Please report every line from the material that contains the word "ylabel".

(begin)

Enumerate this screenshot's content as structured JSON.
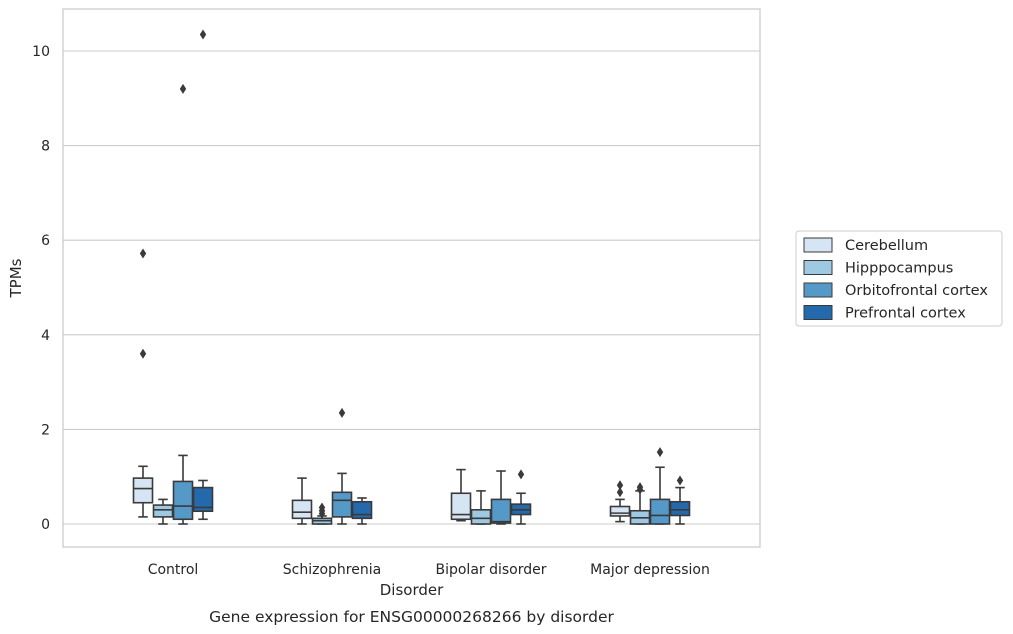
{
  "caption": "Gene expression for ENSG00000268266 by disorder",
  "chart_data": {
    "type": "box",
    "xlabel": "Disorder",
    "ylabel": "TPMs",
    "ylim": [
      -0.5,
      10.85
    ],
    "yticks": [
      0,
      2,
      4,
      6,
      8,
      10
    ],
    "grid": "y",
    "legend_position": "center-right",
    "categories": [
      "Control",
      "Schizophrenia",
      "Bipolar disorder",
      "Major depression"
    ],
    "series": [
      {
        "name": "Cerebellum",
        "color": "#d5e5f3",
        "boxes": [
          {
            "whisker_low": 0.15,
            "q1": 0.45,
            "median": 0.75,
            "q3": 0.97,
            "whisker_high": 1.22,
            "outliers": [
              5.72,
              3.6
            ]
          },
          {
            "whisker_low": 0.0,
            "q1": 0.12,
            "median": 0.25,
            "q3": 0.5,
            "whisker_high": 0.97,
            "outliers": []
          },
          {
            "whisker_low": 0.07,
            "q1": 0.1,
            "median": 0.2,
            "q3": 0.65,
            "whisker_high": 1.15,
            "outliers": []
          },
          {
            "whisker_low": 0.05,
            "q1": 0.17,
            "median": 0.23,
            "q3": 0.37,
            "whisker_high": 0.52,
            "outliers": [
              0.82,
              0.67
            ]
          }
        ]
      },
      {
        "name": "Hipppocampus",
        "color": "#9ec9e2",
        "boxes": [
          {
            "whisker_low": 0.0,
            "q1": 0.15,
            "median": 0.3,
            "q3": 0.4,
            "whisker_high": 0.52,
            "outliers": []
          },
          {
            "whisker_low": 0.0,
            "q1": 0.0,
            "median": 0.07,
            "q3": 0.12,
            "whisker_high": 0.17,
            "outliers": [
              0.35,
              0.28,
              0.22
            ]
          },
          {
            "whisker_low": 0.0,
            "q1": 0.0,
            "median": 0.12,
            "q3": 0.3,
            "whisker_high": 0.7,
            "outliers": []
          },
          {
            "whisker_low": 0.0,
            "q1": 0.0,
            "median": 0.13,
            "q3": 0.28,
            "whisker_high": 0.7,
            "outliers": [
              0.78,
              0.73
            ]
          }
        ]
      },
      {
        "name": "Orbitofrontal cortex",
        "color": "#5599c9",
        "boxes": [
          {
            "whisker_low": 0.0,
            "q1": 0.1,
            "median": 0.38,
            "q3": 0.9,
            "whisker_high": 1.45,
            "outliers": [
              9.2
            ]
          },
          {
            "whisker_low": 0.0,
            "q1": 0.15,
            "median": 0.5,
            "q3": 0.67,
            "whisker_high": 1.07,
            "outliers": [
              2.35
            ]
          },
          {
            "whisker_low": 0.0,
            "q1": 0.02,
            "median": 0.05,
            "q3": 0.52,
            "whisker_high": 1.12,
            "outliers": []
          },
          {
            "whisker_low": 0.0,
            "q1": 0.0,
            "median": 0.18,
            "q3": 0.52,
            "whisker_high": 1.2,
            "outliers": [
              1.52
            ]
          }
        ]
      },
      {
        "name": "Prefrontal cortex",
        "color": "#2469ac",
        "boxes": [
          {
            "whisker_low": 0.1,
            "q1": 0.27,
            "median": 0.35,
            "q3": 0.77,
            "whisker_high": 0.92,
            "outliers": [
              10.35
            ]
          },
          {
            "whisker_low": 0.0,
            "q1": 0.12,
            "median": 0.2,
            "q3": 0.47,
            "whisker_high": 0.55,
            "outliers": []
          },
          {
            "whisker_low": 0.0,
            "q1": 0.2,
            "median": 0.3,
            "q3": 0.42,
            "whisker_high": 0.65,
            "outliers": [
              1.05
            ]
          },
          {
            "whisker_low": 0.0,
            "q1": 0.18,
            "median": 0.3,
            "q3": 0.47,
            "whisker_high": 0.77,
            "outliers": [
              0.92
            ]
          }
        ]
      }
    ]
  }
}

(end)
(begin)

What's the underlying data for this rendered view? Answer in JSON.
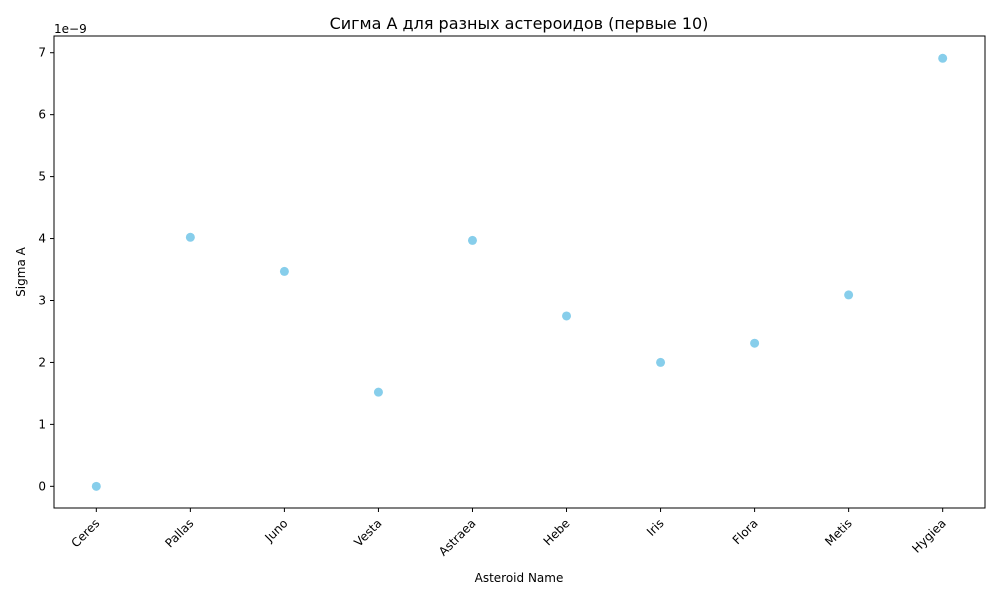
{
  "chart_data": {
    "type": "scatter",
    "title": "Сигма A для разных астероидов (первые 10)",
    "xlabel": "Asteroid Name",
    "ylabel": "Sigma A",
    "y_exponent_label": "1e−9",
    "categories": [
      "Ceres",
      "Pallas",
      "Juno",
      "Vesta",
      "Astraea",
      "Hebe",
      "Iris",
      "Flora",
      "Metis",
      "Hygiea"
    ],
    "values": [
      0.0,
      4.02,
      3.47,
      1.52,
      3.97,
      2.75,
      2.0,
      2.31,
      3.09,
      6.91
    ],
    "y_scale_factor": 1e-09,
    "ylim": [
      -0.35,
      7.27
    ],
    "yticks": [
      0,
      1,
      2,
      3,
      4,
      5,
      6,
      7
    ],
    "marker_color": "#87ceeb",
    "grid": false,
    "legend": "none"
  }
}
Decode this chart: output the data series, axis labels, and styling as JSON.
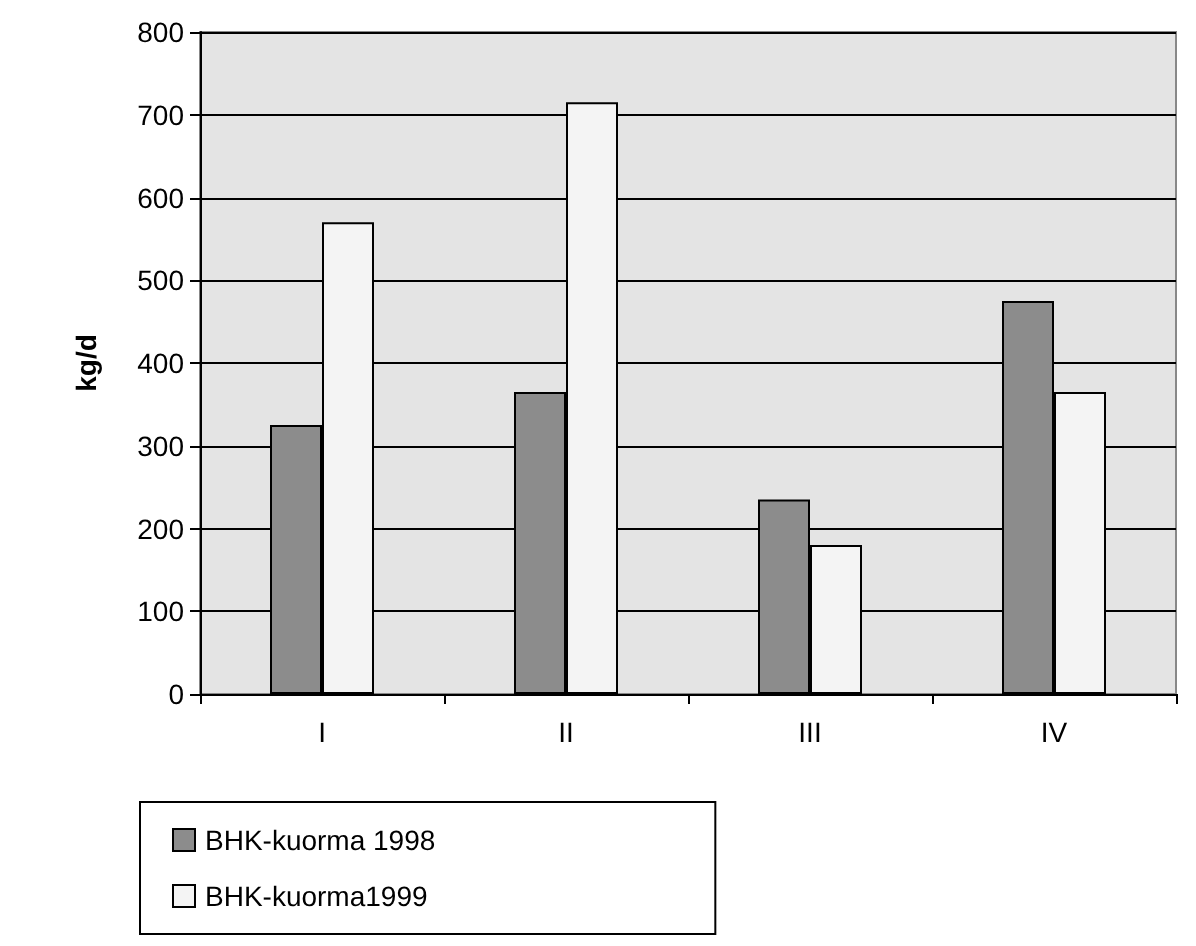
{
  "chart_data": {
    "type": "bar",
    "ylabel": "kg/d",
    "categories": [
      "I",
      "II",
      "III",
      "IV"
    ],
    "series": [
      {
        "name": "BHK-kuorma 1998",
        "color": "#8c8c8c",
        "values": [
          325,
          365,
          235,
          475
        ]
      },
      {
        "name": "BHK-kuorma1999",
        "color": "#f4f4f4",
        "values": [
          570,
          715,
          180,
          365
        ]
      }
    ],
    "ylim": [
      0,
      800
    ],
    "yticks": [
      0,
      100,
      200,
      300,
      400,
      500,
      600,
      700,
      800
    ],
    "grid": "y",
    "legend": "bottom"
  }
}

(end)

_OUTPUT_:
    "ylabel": "TPMs",
    "ylabel": "Sigma A",
    "ylabel": "kg/d",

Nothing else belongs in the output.